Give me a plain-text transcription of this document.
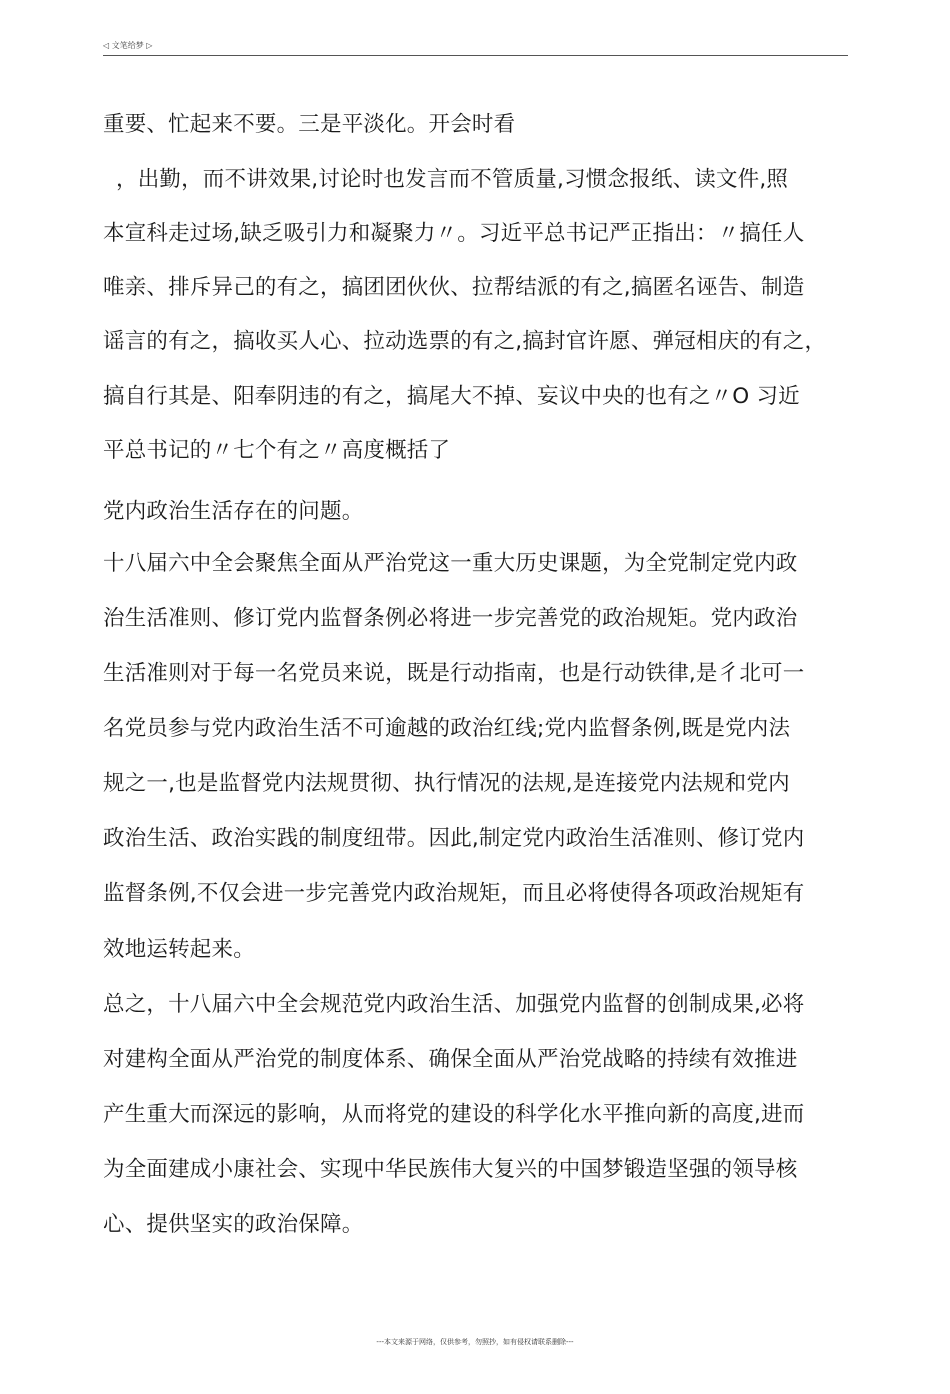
◁ 文笔给梦 ▷
重要、忙起来不要。三是平淡化。开会时看
，出勤，而不讲效果,讨论时也发言而不管质量,习惯念报纸、读文件,照
本宣科走过场,缺乏吸引力和凝聚力〃。习近平总书记严正指出：〃搞任人
唯亲、排斥异己的有之，搞团团伙伙、拉帮结派的有之,搞匿名诬告、制造
谣言的有之，搞收买人心、拉动选票的有之,搞封官许愿、弹冠相庆的有之，
搞自行其是、阳奉阴违的有之，搞尾大不掉、妄议中央的也有之〃O 习近
平总书记的〃七个有之〃高度概括了
党内政治生活存在的问题。
十八届六中全会聚焦全面从严治党这一重大历史课题，为全党制定党内政
治生活准则、修订党内监督条例必将进一步完善党的政治规矩。党内政治
生活准则对于每一名党员来说，既是行动指南，也是行动铁律,是彳北可一
名党员参与党内政治生活不可逾越的政治红线;党内监督条例,既是党内法
规之一,也是监督党内法规贯彻、执行情况的法规,是连接党内法规和党内
政治生活、政治实践的制度纽带。因此,制定党内政治生活准则、修订党内
监督条例,不仅会进一步完善党内政治规矩，而且必将使得各项政治规矩有
效地运转起来。
总之，十八届六中全会规范党内政治生活、加强党内监督的创制成果,必将
对建构全面从严治党的制度体系、确保全面从严治党战略的持续有效推进
产生重大而深远的影响，从而将党的建设的科学化水平推向新的高度,进而
为全面建成小康社会、实现中华民族伟大复兴的中国梦锻造坚强的领导核
心、提供坚实的政治保障。
---本文来源于网络，仅供参考，勿照抄，如有侵权请联系删除---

** Problem statement **
Write out the listing above exactly as it stands, pictures excluded.

** Complete response **
Give me a plain-text transcription of this document.
◁ 文笔给梦 ▷
重要、忙起来不要。三是平淡化。开会时看
，出勤，而不讲效果,讨论时也发言而不管质量,习惯念报纸、读文件,照
本宣科走过场,缺乏吸引力和凝聚力〃。习近平总书记严正指出：〃搞任人
唯亲、排斥异己的有之，搞团团伙伙、拉帮结派的有之,搞匿名诬告、制造
谣言的有之，搞收买人心、拉动选票的有之,搞封官许愿、弹冠相庆的有之，
搞自行其是、阳奉阴违的有之，搞尾大不掉、妄议中央的也有之〃O 习近
平总书记的〃七个有之〃高度概括了
党内政治生活存在的问题。
十八届六中全会聚焦全面从严治党这一重大历史课题，为全党制定党内政
治生活准则、修订党内监督条例必将进一步完善党的政治规矩。党内政治
生活准则对于每一名党员来说，既是行动指南，也是行动铁律,是彳北可一
名党员参与党内政治生活不可逾越的政治红线;党内监督条例,既是党内法
规之一,也是监督党内法规贯彻、执行情况的法规,是连接党内法规和党内
政治生活、政治实践的制度纽带。因此,制定党内政治生活准则、修订党内
监督条例,不仅会进一步完善党内政治规矩，而且必将使得各项政治规矩有
效地运转起来。
总之，十八届六中全会规范党内政治生活、加强党内监督的创制成果,必将
对建构全面从严治党的制度体系、确保全面从严治党战略的持续有效推进
产生重大而深远的影响，从而将党的建设的科学化水平推向新的高度,进而
为全面建成小康社会、实现中华民族伟大复兴的中国梦锻造坚强的领导核
心、提供坚实的政治保障。
---本文来源于网络，仅供参考，勿照抄，如有侵权请联系删除---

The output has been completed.